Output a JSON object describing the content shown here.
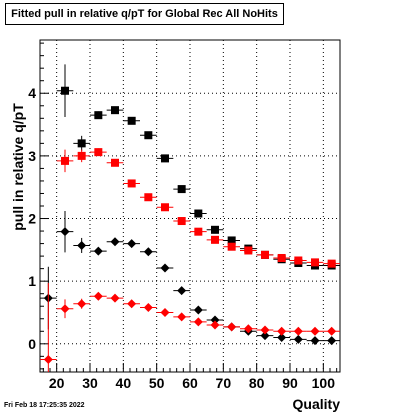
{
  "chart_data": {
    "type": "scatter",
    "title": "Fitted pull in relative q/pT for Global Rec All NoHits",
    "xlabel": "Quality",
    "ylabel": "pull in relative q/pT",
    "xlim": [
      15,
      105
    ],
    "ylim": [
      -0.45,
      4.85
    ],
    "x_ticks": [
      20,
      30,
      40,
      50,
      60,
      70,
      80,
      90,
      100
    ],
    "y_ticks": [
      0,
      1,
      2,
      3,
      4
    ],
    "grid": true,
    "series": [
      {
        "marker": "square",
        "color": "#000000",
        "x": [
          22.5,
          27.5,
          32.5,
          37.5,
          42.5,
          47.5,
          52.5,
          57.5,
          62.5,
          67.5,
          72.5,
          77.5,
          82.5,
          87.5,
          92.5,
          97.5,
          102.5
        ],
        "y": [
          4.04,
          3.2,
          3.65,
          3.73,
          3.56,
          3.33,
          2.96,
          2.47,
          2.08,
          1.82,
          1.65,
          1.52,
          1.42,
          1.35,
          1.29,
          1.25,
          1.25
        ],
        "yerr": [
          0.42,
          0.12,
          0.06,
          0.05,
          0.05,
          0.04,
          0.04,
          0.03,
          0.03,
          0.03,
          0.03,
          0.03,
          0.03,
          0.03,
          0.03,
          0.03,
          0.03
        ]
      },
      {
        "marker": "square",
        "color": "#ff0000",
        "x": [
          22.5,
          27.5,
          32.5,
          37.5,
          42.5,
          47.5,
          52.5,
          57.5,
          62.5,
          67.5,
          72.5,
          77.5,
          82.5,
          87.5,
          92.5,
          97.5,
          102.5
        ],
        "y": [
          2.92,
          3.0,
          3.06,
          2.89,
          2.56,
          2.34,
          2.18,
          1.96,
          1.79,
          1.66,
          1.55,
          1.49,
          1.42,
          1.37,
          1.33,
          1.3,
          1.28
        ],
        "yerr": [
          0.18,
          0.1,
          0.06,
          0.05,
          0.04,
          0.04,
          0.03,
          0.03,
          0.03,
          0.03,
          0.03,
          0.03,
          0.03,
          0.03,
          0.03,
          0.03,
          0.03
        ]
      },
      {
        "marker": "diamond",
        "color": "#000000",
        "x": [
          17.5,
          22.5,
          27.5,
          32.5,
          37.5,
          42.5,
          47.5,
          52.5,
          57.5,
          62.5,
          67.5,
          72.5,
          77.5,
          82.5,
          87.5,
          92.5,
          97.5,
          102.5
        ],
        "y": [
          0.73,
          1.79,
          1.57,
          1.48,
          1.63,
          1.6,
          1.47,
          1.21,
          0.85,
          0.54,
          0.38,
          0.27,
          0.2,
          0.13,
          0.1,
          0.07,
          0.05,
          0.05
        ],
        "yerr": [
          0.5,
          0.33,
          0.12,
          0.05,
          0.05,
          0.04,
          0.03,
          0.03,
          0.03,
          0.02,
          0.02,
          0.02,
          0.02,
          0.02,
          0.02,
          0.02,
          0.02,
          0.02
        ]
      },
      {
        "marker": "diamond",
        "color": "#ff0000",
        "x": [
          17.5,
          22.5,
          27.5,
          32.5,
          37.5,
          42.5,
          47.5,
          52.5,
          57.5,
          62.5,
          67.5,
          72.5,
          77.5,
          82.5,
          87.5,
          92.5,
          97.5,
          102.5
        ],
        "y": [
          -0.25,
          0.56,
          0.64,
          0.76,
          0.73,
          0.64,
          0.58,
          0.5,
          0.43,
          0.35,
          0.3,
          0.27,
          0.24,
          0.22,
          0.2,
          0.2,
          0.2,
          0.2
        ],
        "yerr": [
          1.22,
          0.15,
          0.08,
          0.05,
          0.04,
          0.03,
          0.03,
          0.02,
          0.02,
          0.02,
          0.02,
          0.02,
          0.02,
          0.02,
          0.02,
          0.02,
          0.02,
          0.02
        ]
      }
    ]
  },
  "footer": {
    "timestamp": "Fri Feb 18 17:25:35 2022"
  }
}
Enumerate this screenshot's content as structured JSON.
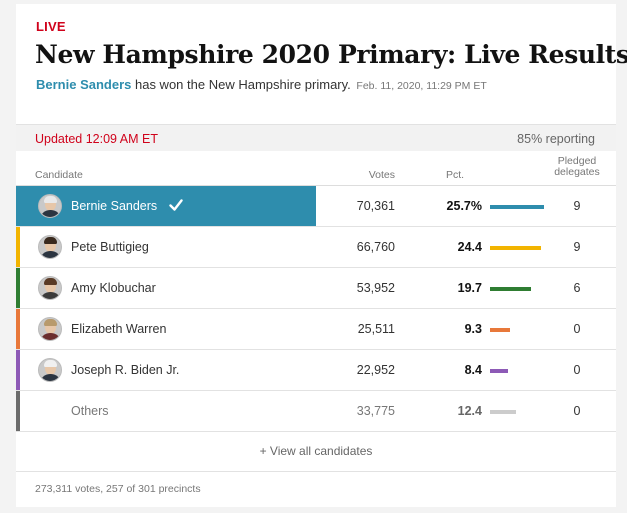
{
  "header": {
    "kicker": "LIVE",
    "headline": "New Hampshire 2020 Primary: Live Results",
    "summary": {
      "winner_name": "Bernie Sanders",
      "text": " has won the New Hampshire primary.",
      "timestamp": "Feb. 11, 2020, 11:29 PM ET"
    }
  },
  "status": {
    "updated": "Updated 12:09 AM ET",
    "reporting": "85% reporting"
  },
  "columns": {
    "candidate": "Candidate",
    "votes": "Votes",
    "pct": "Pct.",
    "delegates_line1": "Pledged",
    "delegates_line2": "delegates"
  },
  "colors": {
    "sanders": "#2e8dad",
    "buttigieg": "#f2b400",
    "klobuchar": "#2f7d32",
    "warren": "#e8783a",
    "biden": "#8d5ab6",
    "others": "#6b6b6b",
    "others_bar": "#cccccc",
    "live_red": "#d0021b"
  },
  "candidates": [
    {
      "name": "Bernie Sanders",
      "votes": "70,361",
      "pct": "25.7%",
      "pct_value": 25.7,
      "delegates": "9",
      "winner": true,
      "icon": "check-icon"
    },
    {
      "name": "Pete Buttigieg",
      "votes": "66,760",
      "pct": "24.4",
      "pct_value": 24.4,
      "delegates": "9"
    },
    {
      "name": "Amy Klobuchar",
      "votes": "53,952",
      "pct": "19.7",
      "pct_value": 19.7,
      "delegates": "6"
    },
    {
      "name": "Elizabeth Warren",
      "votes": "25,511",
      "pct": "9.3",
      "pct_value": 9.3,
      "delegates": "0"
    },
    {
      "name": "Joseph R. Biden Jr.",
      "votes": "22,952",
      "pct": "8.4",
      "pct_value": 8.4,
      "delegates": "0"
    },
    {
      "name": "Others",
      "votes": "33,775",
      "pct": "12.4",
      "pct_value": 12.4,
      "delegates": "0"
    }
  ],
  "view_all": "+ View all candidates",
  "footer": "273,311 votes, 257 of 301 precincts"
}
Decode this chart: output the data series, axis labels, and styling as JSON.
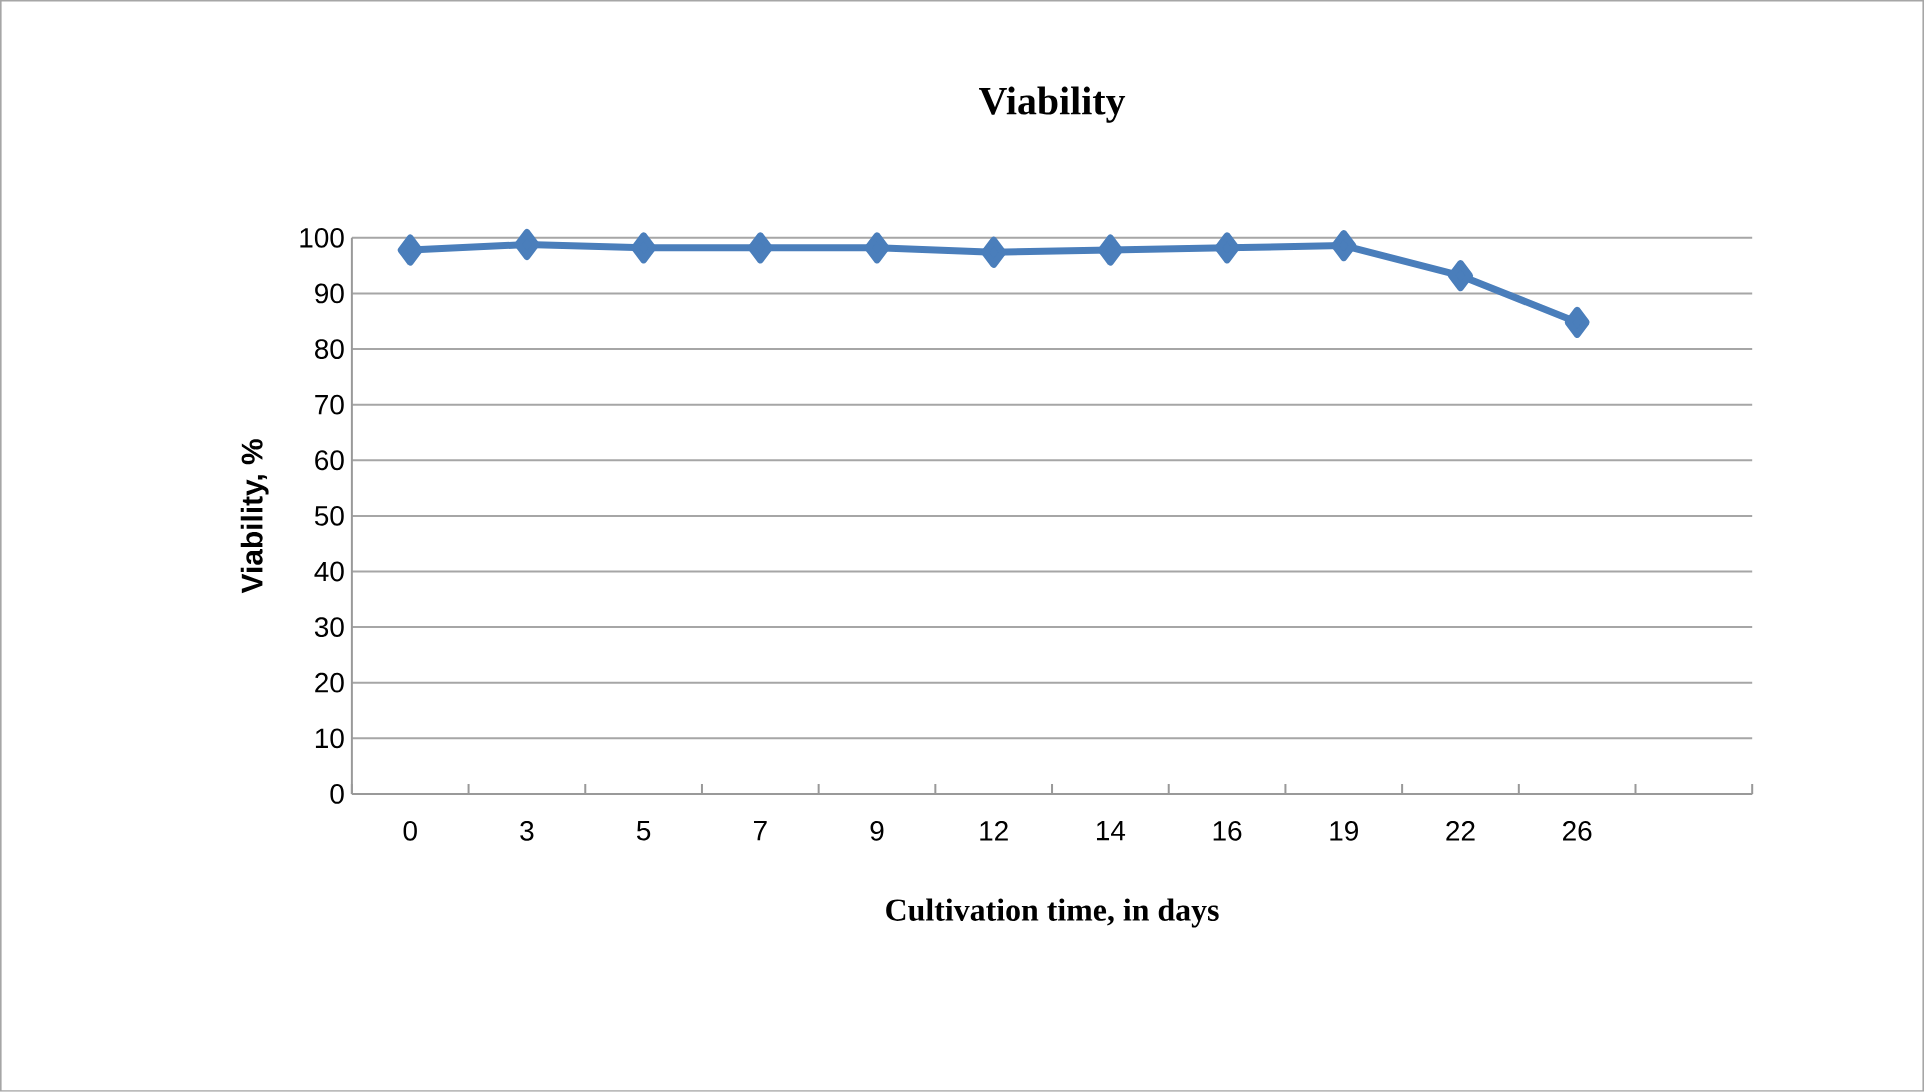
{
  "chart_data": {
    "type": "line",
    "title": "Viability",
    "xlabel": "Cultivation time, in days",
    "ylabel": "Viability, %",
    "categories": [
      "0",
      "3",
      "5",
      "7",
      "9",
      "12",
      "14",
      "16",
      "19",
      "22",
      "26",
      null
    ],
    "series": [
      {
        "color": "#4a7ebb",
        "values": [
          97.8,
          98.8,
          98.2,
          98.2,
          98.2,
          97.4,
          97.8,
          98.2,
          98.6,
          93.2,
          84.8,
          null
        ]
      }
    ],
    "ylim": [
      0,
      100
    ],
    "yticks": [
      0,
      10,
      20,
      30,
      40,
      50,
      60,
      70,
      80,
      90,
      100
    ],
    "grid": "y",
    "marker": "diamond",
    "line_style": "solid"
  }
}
• • • •
> SHORT PROBLEM:
Repeat the material verbatim. Do not carry over any picture.

> RESULT OF THE EXERCISE:
Output a JSON object describing the content shown here.
{
  "chart_data": {
    "type": "scatter",
    "title": "Fitted pull in relative q/pT for Global Rec All NoHits",
    "xlabel": "Quality",
    "ylabel": "pull in relative q/pT",
    "xlim": [
      15,
      105
    ],
    "ylim": [
      -0.45,
      4.85
    ],
    "x_ticks": [
      20,
      30,
      40,
      50,
      60,
      70,
      80,
      90,
      100
    ],
    "y_ticks": [
      0,
      1,
      2,
      3,
      4
    ],
    "grid": true,
    "series": [
      {
        "marker": "square",
        "color": "#000000",
        "x": [
          22.5,
          27.5,
          32.5,
          37.5,
          42.5,
          47.5,
          52.5,
          57.5,
          62.5,
          67.5,
          72.5,
          77.5,
          82.5,
          87.5,
          92.5,
          97.5,
          102.5
        ],
        "y": [
          4.04,
          3.2,
          3.65,
          3.73,
          3.56,
          3.33,
          2.96,
          2.47,
          2.08,
          1.82,
          1.65,
          1.52,
          1.42,
          1.35,
          1.29,
          1.25,
          1.25
        ],
        "yerr": [
          0.42,
          0.12,
          0.06,
          0.05,
          0.05,
          0.04,
          0.04,
          0.03,
          0.03,
          0.03,
          0.03,
          0.03,
          0.03,
          0.03,
          0.03,
          0.03,
          0.03
        ]
      },
      {
        "marker": "square",
        "color": "#ff0000",
        "x": [
          22.5,
          27.5,
          32.5,
          37.5,
          42.5,
          47.5,
          52.5,
          57.5,
          62.5,
          67.5,
          72.5,
          77.5,
          82.5,
          87.5,
          92.5,
          97.5,
          102.5
        ],
        "y": [
          2.92,
          3.0,
          3.06,
          2.89,
          2.56,
          2.34,
          2.18,
          1.96,
          1.79,
          1.66,
          1.55,
          1.49,
          1.42,
          1.37,
          1.33,
          1.3,
          1.28
        ],
        "yerr": [
          0.18,
          0.1,
          0.06,
          0.05,
          0.04,
          0.04,
          0.03,
          0.03,
          0.03,
          0.03,
          0.03,
          0.03,
          0.03,
          0.03,
          0.03,
          0.03,
          0.03
        ]
      },
      {
        "marker": "diamond",
        "color": "#000000",
        "x": [
          17.5,
          22.5,
          27.5,
          32.5,
          37.5,
          42.5,
          47.5,
          52.5,
          57.5,
          62.5,
          67.5,
          72.5,
          77.5,
          82.5,
          87.5,
          92.5,
          97.5,
          102.5
        ],
        "y": [
          0.73,
          1.79,
          1.57,
          1.48,
          1.63,
          1.6,
          1.47,
          1.21,
          0.85,
          0.54,
          0.38,
          0.27,
          0.2,
          0.13,
          0.1,
          0.07,
          0.05,
          0.05
        ],
        "yerr": [
          0.5,
          0.33,
          0.12,
          0.05,
          0.05,
          0.04,
          0.03,
          0.03,
          0.03,
          0.02,
          0.02,
          0.02,
          0.02,
          0.02,
          0.02,
          0.02,
          0.02,
          0.02
        ]
      },
      {
        "marker": "diamond",
        "color": "#ff0000",
        "x": [
          17.5,
          22.5,
          27.5,
          32.5,
          37.5,
          42.5,
          47.5,
          52.5,
          57.5,
          62.5,
          67.5,
          72.5,
          77.5,
          82.5,
          87.5,
          92.5,
          97.5,
          102.5
        ],
        "y": [
          -0.25,
          0.56,
          0.64,
          0.76,
          0.73,
          0.64,
          0.58,
          0.5,
          0.43,
          0.35,
          0.3,
          0.27,
          0.24,
          0.22,
          0.2,
          0.2,
          0.2,
          0.2
        ],
        "yerr": [
          1.22,
          0.15,
          0.08,
          0.05,
          0.04,
          0.03,
          0.03,
          0.02,
          0.02,
          0.02,
          0.02,
          0.02,
          0.02,
          0.02,
          0.02,
          0.02,
          0.02,
          0.02
        ]
      }
    ]
  },
  "footer": {
    "timestamp": "Fri Feb 18 17:25:35 2022"
  }
}
Enumerate this screenshot's content as structured JSON.
{
  "header": {
    "kicker": "LIVE",
    "headline": "New Hampshire 2020 Primary: Live Results",
    "summary": {
      "winner_name": "Bernie Sanders",
      "text": " has won the New Hampshire primary.",
      "timestamp": "Feb. 11, 2020, 11:29 PM ET"
    }
  },
  "status": {
    "updated": "Updated 12:09 AM ET",
    "reporting": "85% reporting"
  },
  "columns": {
    "candidate": "Candidate",
    "votes": "Votes",
    "pct": "Pct.",
    "delegates_line1": "Pledged",
    "delegates_line2": "delegates"
  },
  "colors": {
    "sanders": "#2e8dad",
    "buttigieg": "#f2b400",
    "klobuchar": "#2f7d32",
    "warren": "#e8783a",
    "biden": "#8d5ab6",
    "others": "#6b6b6b",
    "others_bar": "#cccccc",
    "live_red": "#d0021b"
  },
  "candidates": [
    {
      "name": "Bernie Sanders",
      "votes": "70,361",
      "pct": "25.7%",
      "pct_value": 25.7,
      "delegates": "9",
      "winner": true,
      "icon": "check-icon"
    },
    {
      "name": "Pete Buttigieg",
      "votes": "66,760",
      "pct": "24.4",
      "pct_value": 24.4,
      "delegates": "9"
    },
    {
      "name": "Amy Klobuchar",
      "votes": "53,952",
      "pct": "19.7",
      "pct_value": 19.7,
      "delegates": "6"
    },
    {
      "name": "Elizabeth Warren",
      "votes": "25,511",
      "pct": "9.3",
      "pct_value": 9.3,
      "delegates": "0"
    },
    {
      "name": "Joseph R. Biden Jr.",
      "votes": "22,952",
      "pct": "8.4",
      "pct_value": 8.4,
      "delegates": "0"
    },
    {
      "name": "Others",
      "votes": "33,775",
      "pct": "12.4",
      "pct_value": 12.4,
      "delegates": "0"
    }
  ],
  "view_all": "+ View all candidates",
  "footer": "273,311 votes, 257 of 301 precincts"
}
Decode this chart: output the data series, axis labels, and styling as JSON.
{
  "chart_data": {
    "type": "line",
    "title": "Viability",
    "xlabel": "Cultivation time, in days",
    "ylabel": "Viability, %",
    "categories": [
      "0",
      "3",
      "5",
      "7",
      "9",
      "12",
      "14",
      "16",
      "19",
      "22",
      "26",
      null
    ],
    "series": [
      {
        "color": "#4a7ebb",
        "values": [
          97.8,
          98.8,
          98.2,
          98.2,
          98.2,
          97.4,
          97.8,
          98.2,
          98.6,
          93.2,
          84.8,
          null
        ]
      }
    ],
    "ylim": [
      0,
      100
    ],
    "yticks": [
      0,
      10,
      20,
      30,
      40,
      50,
      60,
      70,
      80,
      90,
      100
    ],
    "grid": "y",
    "marker": "diamond",
    "line_style": "solid"
  }
}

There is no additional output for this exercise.